» **GIVEN PROBLEM**
Gather the lines that hold the string "grid".

• • • • • • •

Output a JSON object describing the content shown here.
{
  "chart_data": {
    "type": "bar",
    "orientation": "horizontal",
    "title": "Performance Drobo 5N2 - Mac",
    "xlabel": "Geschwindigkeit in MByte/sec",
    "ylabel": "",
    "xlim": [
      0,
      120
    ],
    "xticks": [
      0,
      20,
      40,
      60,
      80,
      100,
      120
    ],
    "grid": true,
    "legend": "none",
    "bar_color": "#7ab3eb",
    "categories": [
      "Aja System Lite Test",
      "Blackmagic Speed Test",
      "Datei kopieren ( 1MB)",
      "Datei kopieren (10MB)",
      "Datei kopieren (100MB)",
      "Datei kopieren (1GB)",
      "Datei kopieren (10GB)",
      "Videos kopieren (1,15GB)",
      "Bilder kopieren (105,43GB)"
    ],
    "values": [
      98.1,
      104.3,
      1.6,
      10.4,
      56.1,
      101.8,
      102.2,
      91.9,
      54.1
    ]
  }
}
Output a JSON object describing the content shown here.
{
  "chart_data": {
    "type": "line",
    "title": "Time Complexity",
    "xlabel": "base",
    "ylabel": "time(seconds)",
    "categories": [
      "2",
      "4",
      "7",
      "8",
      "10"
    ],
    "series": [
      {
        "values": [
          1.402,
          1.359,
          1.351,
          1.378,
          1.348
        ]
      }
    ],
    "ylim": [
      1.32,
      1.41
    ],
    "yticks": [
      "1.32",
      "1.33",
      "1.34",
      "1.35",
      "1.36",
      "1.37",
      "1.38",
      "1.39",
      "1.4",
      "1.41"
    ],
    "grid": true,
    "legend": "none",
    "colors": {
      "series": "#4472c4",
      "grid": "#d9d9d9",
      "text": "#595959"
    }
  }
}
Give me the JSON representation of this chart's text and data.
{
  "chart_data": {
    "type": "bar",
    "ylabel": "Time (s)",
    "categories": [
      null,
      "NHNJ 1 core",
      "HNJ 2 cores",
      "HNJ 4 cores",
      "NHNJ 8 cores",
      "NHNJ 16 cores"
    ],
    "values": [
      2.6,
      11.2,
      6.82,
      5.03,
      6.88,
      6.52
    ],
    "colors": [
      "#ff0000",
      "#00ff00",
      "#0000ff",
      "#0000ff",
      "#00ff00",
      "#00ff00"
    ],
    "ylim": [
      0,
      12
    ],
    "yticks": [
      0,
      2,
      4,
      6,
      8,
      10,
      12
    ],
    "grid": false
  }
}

• • • • • • •

» **COMPLETE RESPONSE**
    "grid": true,
    "grid": true,
      "grid": "#d9d9d9",
    "grid": false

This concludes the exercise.